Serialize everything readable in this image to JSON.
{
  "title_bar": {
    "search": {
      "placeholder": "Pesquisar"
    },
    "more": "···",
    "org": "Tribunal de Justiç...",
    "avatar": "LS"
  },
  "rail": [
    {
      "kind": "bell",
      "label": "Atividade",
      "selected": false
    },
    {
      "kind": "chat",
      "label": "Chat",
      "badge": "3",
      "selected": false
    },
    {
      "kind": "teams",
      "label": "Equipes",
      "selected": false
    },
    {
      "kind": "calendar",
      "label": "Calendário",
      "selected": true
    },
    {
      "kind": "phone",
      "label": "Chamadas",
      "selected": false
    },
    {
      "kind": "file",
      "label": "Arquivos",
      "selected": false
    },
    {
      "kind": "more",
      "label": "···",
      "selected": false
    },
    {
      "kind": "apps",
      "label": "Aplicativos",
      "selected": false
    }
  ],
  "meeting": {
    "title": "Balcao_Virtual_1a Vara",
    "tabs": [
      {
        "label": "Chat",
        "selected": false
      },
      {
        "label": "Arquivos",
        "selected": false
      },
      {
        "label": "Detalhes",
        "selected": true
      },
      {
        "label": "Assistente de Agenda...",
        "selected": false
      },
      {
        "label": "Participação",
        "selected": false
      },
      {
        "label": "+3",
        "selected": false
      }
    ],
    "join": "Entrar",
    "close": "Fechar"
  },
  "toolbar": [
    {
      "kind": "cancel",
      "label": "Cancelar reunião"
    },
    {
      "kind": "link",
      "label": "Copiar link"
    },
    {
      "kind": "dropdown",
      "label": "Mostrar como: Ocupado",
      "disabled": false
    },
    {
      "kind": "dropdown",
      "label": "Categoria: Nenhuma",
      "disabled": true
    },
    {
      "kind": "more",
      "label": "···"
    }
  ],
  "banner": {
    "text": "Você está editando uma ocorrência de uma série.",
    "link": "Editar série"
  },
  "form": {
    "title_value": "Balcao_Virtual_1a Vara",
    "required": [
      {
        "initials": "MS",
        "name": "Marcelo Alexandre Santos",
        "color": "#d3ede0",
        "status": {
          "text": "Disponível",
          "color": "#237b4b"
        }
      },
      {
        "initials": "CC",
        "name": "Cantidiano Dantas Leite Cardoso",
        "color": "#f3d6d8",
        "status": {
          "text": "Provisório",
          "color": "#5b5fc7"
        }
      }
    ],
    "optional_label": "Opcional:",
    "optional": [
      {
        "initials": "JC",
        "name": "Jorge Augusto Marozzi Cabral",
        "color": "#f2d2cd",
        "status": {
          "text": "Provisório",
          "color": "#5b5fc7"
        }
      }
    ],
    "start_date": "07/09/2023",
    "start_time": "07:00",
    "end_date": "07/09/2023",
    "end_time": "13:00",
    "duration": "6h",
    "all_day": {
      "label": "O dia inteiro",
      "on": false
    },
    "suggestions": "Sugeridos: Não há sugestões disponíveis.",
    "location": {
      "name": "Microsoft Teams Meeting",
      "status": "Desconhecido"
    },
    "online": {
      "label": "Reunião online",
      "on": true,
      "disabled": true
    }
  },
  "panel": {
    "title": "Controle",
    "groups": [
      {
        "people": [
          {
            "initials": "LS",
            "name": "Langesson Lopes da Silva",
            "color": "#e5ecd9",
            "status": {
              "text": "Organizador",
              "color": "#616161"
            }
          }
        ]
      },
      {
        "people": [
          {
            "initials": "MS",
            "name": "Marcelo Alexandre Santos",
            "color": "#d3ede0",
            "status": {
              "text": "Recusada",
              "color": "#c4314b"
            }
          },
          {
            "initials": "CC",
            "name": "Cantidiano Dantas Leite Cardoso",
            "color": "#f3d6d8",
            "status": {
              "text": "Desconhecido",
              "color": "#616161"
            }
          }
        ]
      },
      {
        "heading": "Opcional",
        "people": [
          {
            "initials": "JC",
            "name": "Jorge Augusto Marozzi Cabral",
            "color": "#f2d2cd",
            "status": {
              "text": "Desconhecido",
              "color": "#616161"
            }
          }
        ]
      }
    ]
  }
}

^^^^

(Given task) Take every line from the records above that has the word "name" and copy it.

(The answer)
        "name": "Marcelo Alexandre Santos",
        "name": "Cantidiano Dantas Leite Cardoso",
        "name": "Jorge Augusto Marozzi Cabral",
      "name": "Microsoft Teams Meeting",
            "name": "Langesson Lopes da Silva",
            "name": "Marcelo Alexandre Santos",
            "name": "Cantidiano Dantas Leite Cardoso",
            "name": "Jorge Augusto Marozzi Cabral",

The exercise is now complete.